[Recorded data]
——
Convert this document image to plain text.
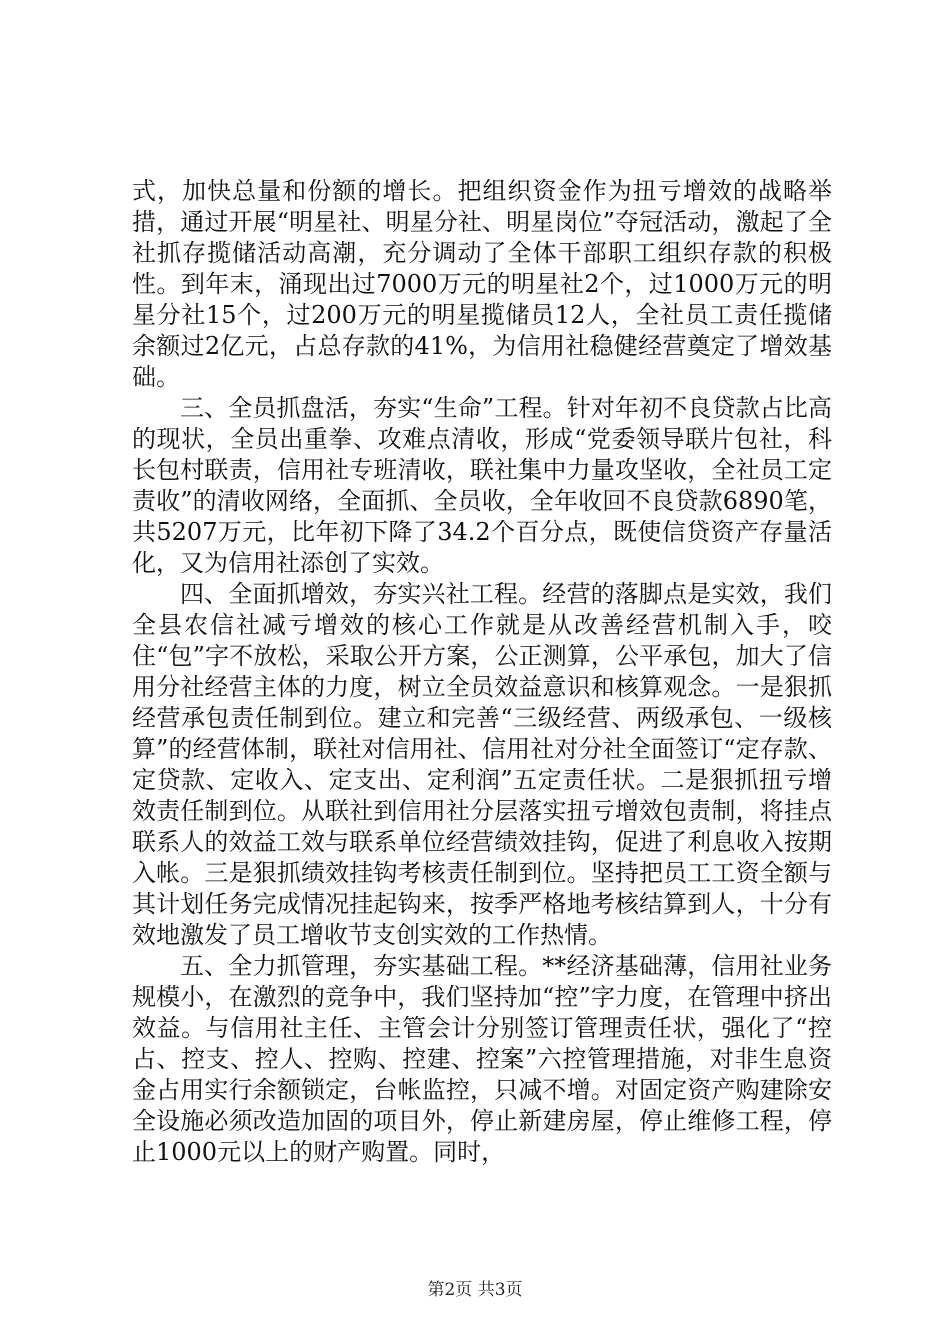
式，加快总量和份额的增长。把组织资金作为扭亏增效的战略举措，通过开展“明星社、明星分社、明星岗位”夺冠活动，激起了全社抓存揽储活动高潮，充分调动了全体干部职工组织存款的积极性。到年末，涌现出过7000万元的明星社2个，过1000万元的明星分社15个，过200万元的明星揽储员12人，全社员工责任揽储余额过2亿元，占总存款的41%，为信用社稳健经营奠定了增效基础。

三、全员抓盘活，夯实“生命”工程。针对年初不良贷款占比高的现状，全员出重拳、攻难点清收，形成“党委领导联片包社，科长包村联责，信用社专班清收，联社集中力量攻坚收，全社员工定责收”的清收网络，全面抓、全员收，全年收回不良贷款6890笔，共5207万元，比年初下降了34.2个百分点，既使信贷资产存量活化，又为信用社添创了实效。

四、全面抓增效，夯实兴社工程。经营的落脚点是实效，我们全县农信社减亏增效的核心工作就是从改善经营机制入手，咬住“包”字不放松，采取公开方案，公正测算，公平承包，加大了信用分社经营主体的力度，树立全员效益意识和核算观念。一是狠抓经营承包责任制到位。建立和完善“三级经营、两级承包、一级核算”的经营体制，联社对信用社、信用社对分社全面签订“定存款、定贷款、定收入、定支出、定利润”五定责任状。二是狠抓扭亏增效责任制到位。从联社到信用社分层落实扭亏增效包责制，将挂点联系人的效益工效与联系单位经营绩效挂钩，促进了利息收入按期入帐。三是狠抓绩效挂钩考核责任制到位。坚持把员工工资全额与其计划任务完成情况挂起钩来，按季严格地考核结算到人，十分有效地激发了员工增收节支创实效的工作热情。

五、全力抓管理，夯实基础工程。**经济基础薄，信用社业务规模小，在激烈的竞争中，我们坚持加“控”字力度，在管理中挤出效益。与信用社主任、主管会计分别签订管理责任状，强化了“控占、控支、控人、控购、控建、控案”六控管理措施，对非生息资金占用实行余额锁定，台帐监控，只减不增。对固定资产购建除安全设施必须改造加固的项目外，停止新建房屋，停止维修工程，停止1000元以上的财产购置。同时，

第2页 共3页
——
[What is being asked] Quote all of the entries word for word, omitting any pictures.

[The solution]
Convert this document image to plain text.
式，加快总量和份额的增长。把组织资金作为扭亏增效的战略举措，通过开展“明星社、明星分社、明星岗位”夺冠活动，激起了全社抓存揽储活动高潮，充分调动了全体干部职工组织存款的积极性。到年末，涌现出过7000万元的明星社2个，过1000万元的明星分社15个，过200万元的明星揽储员12人，全社员工责任揽储余额过2亿元，占总存款的41%，为信用社稳健经营奠定了增效基础。

三、全员抓盘活，夯实“生命”工程。针对年初不良贷款占比高的现状，全员出重拳、攻难点清收，形成“党委领导联片包社，科长包村联责，信用社专班清收，联社集中力量攻坚收，全社员工定责收”的清收网络，全面抓、全员收，全年收回不良贷款6890笔，共5207万元，比年初下降了34.2个百分点，既使信贷资产存量活化，又为信用社添创了实效。

四、全面抓增效，夯实兴社工程。经营的落脚点是实效，我们全县农信社减亏增效的核心工作就是从改善经营机制入手，咬住“包”字不放松，采取公开方案，公正测算，公平承包，加大了信用分社经营主体的力度，树立全员效益意识和核算观念。一是狠抓经营承包责任制到位。建立和完善“三级经营、两级承包、一级核算”的经营体制，联社对信用社、信用社对分社全面签订“定存款、定贷款、定收入、定支出、定利润”五定责任状。二是狠抓扭亏增效责任制到位。从联社到信用社分层落实扭亏增效包责制，将挂点联系人的效益工效与联系单位经营绩效挂钩，促进了利息收入按期入帐。三是狠抓绩效挂钩考核责任制到位。坚持把员工工资全额与其计划任务完成情况挂起钩来，按季严格地考核结算到人，十分有效地激发了员工增收节支创实效的工作热情。

五、全力抓管理，夯实基础工程。**经济基础薄，信用社业务规模小，在激烈的竞争中，我们坚持加“控”字力度，在管理中挤出效益。与信用社主任、主管会计分别签订管理责任状，强化了“控占、控支、控人、控购、控建、控案”六控管理措施，对非生息资金占用实行余额锁定，台帐监控，只减不增。对固定资产购建除安全设施必须改造加固的项目外，停止新建房屋，停止维修工程，停止1000元以上的财产购置。同时，

第2页 共3页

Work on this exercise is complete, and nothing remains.